** Begin Given data **

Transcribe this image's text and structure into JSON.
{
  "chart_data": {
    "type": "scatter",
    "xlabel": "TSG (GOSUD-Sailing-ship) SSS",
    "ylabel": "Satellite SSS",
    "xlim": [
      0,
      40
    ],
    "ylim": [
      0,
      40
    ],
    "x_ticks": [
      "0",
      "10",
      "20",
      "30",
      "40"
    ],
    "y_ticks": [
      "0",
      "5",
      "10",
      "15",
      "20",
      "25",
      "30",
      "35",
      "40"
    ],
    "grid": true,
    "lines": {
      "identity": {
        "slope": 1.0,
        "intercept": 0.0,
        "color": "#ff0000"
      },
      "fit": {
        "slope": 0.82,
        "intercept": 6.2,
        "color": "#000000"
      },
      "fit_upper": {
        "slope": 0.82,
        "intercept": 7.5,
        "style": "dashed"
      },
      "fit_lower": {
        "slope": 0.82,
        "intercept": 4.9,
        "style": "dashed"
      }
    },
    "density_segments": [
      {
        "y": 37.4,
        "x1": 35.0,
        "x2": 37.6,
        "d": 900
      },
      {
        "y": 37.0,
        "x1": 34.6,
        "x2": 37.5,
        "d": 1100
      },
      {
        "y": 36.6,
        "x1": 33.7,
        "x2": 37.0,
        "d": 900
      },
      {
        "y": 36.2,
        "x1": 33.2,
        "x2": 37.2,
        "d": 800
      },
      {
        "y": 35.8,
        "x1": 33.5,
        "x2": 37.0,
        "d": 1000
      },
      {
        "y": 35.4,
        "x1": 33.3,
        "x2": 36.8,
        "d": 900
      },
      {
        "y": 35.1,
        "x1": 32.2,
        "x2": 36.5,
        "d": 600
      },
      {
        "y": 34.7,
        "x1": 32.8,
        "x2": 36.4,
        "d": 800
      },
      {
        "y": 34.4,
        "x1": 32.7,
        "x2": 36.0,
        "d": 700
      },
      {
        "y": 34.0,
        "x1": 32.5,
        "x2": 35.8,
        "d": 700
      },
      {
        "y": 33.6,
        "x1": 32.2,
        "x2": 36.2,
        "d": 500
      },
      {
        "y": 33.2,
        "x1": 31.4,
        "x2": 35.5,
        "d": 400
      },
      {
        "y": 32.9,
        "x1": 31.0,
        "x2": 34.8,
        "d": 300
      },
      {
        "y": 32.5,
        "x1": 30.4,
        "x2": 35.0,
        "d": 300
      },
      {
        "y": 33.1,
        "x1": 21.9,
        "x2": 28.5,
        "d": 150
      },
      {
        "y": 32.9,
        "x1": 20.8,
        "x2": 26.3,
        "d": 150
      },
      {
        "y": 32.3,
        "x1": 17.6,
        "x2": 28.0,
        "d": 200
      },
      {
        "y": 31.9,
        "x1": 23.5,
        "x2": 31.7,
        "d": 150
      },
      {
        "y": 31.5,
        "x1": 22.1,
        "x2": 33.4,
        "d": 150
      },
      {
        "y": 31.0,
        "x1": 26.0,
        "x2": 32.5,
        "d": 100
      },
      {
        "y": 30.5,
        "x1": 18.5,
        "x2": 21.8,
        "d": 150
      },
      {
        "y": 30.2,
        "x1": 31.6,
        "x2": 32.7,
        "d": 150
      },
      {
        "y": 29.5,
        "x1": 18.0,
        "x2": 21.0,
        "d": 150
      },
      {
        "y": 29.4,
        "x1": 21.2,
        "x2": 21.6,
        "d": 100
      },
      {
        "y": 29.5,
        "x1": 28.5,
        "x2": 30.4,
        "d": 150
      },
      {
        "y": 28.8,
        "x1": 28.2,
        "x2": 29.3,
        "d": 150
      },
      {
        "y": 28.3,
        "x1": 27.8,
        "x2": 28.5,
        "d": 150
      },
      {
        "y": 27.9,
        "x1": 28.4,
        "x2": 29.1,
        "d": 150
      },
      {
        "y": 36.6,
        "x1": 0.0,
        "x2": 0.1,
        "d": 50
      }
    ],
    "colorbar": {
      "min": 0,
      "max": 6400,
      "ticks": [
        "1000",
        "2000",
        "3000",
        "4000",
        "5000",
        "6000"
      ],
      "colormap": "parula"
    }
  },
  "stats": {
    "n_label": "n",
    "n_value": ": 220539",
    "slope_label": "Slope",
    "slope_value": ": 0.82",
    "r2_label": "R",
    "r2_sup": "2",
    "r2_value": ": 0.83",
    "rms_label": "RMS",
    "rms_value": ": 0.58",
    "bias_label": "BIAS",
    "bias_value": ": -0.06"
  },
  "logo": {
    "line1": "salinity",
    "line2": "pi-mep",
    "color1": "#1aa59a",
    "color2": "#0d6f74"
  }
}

** End Given data **

▸ **Directions for this task**: Reproduce the entries above exactly.

▸ **Exercise answer**:
Transcribe this image's text and structure into JSON.
{
  "chart_data": {
    "type": "scatter",
    "xlabel": "TSG (GOSUD-Sailing-ship) SSS",
    "ylabel": "Satellite SSS",
    "xlim": [
      0,
      40
    ],
    "ylim": [
      0,
      40
    ],
    "x_ticks": [
      "0",
      "10",
      "20",
      "30",
      "40"
    ],
    "y_ticks": [
      "0",
      "5",
      "10",
      "15",
      "20",
      "25",
      "30",
      "35",
      "40"
    ],
    "grid": true,
    "lines": {
      "identity": {
        "slope": 1.0,
        "intercept": 0.0,
        "color": "#ff0000"
      },
      "fit": {
        "slope": 0.82,
        "intercept": 6.2,
        "color": "#000000"
      },
      "fit_upper": {
        "slope": 0.82,
        "intercept": 7.5,
        "style": "dashed"
      },
      "fit_lower": {
        "slope": 0.82,
        "intercept": 4.9,
        "style": "dashed"
      }
    },
    "density_segments": [
      {
        "y": 37.4,
        "x1": 35.0,
        "x2": 37.6,
        "d": 900
      },
      {
        "y": 37.0,
        "x1": 34.6,
        "x2": 37.5,
        "d": 1100
      },
      {
        "y": 36.6,
        "x1": 33.7,
        "x2": 37.0,
        "d": 900
      },
      {
        "y": 36.2,
        "x1": 33.2,
        "x2": 37.2,
        "d": 800
      },
      {
        "y": 35.8,
        "x1": 33.5,
        "x2": 37.0,
        "d": 1000
      },
      {
        "y": 35.4,
        "x1": 33.3,
        "x2": 36.8,
        "d": 900
      },
      {
        "y": 35.1,
        "x1": 32.2,
        "x2": 36.5,
        "d": 600
      },
      {
        "y": 34.7,
        "x1": 32.8,
        "x2": 36.4,
        "d": 800
      },
      {
        "y": 34.4,
        "x1": 32.7,
        "x2": 36.0,
        "d": 700
      },
      {
        "y": 34.0,
        "x1": 32.5,
        "x2": 35.8,
        "d": 700
      },
      {
        "y": 33.6,
        "x1": 32.2,
        "x2": 36.2,
        "d": 500
      },
      {
        "y": 33.2,
        "x1": 31.4,
        "x2": 35.5,
        "d": 400
      },
      {
        "y": 32.9,
        "x1": 31.0,
        "x2": 34.8,
        "d": 300
      },
      {
        "y": 32.5,
        "x1": 30.4,
        "x2": 35.0,
        "d": 300
      },
      {
        "y": 33.1,
        "x1": 21.9,
        "x2": 28.5,
        "d": 150
      },
      {
        "y": 32.9,
        "x1": 20.8,
        "x2": 26.3,
        "d": 150
      },
      {
        "y": 32.3,
        "x1": 17.6,
        "x2": 28.0,
        "d": 200
      },
      {
        "y": 31.9,
        "x1": 23.5,
        "x2": 31.7,
        "d": 150
      },
      {
        "y": 31.5,
        "x1": 22.1,
        "x2": 33.4,
        "d": 150
      },
      {
        "y": 31.0,
        "x1": 26.0,
        "x2": 32.5,
        "d": 100
      },
      {
        "y": 30.5,
        "x1": 18.5,
        "x2": 21.8,
        "d": 150
      },
      {
        "y": 30.2,
        "x1": 31.6,
        "x2": 32.7,
        "d": 150
      },
      {
        "y": 29.5,
        "x1": 18.0,
        "x2": 21.0,
        "d": 150
      },
      {
        "y": 29.4,
        "x1": 21.2,
        "x2": 21.6,
        "d": 100
      },
      {
        "y": 29.5,
        "x1": 28.5,
        "x2": 30.4,
        "d": 150
      },
      {
        "y": 28.8,
        "x1": 28.2,
        "x2": 29.3,
        "d": 150
      },
      {
        "y": 28.3,
        "x1": 27.8,
        "x2": 28.5,
        "d": 150
      },
      {
        "y": 27.9,
        "x1": 28.4,
        "x2": 29.1,
        "d": 150
      },
      {
        "y": 36.6,
        "x1": 0.0,
        "x2": 0.1,
        "d": 50
      }
    ],
    "colorbar": {
      "min": 0,
      "max": 6400,
      "ticks": [
        "1000",
        "2000",
        "3000",
        "4000",
        "5000",
        "6000"
      ],
      "colormap": "parula"
    }
  },
  "stats": {
    "n_label": "n",
    "n_value": ": 220539",
    "slope_label": "Slope",
    "slope_value": ": 0.82",
    "r2_label": "R",
    "r2_sup": "2",
    "r2_value": ": 0.83",
    "rms_label": "RMS",
    "rms_value": ": 0.58",
    "bias_label": "BIAS",
    "bias_value": ": -0.06"
  },
  "logo": {
    "line1": "salinity",
    "line2": "pi-mep",
    "color1": "#1aa59a",
    "color2": "#0d6f74"
  }
}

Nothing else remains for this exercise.